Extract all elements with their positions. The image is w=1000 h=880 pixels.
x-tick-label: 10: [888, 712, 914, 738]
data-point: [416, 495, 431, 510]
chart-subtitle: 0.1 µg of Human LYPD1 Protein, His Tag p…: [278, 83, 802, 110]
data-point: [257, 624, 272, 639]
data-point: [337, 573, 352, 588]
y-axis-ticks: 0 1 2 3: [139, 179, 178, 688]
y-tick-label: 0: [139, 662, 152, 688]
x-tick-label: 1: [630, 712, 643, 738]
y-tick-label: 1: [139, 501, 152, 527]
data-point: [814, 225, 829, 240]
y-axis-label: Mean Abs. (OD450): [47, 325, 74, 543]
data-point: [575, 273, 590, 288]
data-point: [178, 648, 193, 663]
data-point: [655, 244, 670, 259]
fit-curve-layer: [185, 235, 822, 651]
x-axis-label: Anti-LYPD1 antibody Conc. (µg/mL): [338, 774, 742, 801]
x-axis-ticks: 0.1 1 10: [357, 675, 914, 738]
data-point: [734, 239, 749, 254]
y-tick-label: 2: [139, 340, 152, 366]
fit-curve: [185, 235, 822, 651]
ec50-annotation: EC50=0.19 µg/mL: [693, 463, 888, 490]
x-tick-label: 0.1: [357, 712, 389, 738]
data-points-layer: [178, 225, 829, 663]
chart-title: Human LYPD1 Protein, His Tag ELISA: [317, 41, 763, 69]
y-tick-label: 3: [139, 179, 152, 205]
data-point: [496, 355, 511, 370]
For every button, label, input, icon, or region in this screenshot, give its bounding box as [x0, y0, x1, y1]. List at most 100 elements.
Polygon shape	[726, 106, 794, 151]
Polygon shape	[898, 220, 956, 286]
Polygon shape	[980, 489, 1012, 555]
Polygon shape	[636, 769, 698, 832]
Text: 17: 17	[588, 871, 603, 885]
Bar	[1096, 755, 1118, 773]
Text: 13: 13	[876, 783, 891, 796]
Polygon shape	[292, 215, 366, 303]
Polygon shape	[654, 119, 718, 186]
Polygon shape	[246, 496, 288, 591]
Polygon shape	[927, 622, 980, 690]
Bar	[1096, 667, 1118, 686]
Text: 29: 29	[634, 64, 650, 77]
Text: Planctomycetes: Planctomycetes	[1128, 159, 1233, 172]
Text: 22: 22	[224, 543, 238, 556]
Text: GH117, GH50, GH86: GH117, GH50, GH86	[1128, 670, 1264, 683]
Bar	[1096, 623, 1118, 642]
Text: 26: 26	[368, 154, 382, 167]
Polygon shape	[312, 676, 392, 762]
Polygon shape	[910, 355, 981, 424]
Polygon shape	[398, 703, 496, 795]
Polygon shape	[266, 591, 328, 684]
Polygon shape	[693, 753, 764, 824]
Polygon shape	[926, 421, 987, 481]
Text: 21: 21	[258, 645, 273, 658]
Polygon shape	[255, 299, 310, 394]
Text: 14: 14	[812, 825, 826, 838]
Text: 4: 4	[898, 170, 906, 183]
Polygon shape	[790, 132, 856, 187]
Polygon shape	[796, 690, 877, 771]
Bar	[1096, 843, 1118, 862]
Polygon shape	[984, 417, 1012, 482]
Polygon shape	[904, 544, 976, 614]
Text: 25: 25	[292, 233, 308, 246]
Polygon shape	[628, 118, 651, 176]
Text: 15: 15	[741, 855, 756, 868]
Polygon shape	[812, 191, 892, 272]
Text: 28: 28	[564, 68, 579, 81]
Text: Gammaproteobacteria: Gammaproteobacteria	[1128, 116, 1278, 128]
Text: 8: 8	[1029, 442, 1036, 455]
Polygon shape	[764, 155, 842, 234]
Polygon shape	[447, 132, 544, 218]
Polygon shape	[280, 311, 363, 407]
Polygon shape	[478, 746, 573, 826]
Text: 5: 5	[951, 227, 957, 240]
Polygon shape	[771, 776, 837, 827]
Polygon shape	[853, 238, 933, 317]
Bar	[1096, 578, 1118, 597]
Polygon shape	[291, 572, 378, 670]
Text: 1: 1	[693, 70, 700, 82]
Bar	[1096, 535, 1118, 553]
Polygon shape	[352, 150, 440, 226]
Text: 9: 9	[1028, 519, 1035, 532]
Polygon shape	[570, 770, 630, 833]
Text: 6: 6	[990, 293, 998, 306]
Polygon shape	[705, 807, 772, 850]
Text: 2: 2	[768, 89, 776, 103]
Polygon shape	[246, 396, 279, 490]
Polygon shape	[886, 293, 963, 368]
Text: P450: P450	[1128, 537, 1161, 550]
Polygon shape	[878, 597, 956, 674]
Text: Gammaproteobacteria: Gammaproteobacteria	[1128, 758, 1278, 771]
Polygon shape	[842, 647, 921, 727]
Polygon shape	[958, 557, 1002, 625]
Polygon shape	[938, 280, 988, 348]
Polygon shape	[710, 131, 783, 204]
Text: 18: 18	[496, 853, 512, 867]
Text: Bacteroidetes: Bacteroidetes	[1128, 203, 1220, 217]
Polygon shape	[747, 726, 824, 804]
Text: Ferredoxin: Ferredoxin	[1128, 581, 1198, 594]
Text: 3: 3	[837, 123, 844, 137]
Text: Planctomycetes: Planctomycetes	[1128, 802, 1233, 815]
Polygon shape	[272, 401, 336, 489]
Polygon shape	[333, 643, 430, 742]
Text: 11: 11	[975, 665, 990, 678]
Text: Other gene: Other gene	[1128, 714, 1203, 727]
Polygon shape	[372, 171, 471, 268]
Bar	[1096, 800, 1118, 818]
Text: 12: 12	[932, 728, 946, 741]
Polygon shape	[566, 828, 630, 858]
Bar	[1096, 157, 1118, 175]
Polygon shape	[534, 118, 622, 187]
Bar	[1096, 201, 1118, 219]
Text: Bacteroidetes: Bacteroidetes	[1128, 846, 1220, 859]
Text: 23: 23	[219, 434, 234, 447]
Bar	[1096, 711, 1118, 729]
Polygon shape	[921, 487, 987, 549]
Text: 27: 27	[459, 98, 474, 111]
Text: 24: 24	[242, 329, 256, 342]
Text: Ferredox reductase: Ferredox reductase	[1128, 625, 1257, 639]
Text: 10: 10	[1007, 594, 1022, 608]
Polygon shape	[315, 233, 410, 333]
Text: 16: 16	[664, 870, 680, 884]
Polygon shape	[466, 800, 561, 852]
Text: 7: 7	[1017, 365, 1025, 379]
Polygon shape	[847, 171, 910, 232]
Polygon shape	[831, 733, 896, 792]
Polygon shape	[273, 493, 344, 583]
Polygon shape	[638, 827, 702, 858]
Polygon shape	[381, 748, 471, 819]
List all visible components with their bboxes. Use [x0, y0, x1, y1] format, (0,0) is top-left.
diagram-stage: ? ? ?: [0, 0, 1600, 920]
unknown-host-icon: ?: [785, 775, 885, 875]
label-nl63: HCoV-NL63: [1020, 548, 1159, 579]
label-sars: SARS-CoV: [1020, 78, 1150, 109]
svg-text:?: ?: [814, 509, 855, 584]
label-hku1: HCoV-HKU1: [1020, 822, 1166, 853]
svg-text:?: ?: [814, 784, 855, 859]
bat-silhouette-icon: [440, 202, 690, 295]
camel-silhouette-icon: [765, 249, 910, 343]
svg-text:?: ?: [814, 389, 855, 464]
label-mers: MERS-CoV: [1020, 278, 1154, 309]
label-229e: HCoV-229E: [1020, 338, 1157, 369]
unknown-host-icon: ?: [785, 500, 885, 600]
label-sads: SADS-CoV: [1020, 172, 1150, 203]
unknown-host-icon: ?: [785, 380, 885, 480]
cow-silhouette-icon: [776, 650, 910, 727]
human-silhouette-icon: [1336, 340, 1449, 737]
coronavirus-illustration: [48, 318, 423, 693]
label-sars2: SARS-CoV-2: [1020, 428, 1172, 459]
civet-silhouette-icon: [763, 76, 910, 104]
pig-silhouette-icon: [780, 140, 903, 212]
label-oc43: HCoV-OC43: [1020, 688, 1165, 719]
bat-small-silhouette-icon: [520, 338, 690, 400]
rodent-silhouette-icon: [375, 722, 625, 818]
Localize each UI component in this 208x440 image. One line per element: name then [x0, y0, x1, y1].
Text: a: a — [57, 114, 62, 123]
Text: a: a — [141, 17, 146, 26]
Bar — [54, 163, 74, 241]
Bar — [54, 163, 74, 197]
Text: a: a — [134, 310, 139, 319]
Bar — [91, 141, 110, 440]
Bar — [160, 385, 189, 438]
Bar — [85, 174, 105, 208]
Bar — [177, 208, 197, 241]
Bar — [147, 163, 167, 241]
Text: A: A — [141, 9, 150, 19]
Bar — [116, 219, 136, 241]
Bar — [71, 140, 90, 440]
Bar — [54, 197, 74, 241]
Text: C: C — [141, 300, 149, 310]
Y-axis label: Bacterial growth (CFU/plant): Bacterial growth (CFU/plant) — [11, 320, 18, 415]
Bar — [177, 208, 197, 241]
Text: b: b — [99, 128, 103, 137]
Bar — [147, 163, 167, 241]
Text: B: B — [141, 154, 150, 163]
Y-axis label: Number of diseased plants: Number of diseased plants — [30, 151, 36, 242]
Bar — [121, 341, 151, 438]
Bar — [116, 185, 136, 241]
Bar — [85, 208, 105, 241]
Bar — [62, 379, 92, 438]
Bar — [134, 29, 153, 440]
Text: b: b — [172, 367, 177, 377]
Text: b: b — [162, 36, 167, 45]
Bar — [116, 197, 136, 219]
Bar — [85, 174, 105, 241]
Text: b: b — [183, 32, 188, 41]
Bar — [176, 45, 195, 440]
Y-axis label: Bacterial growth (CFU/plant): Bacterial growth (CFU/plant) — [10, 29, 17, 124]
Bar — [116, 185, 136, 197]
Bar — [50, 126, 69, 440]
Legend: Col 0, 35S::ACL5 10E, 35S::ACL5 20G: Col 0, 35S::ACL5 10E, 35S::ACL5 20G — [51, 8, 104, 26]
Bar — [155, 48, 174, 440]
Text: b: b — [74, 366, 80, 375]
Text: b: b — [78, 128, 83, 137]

■ **INSTRUCTIONS FOR THE TASK**
Using the listing above, work out the number of lines that include "Bacterial". The reply is that number alone.

■ **OUTPUT OF THE EXERCISE**
2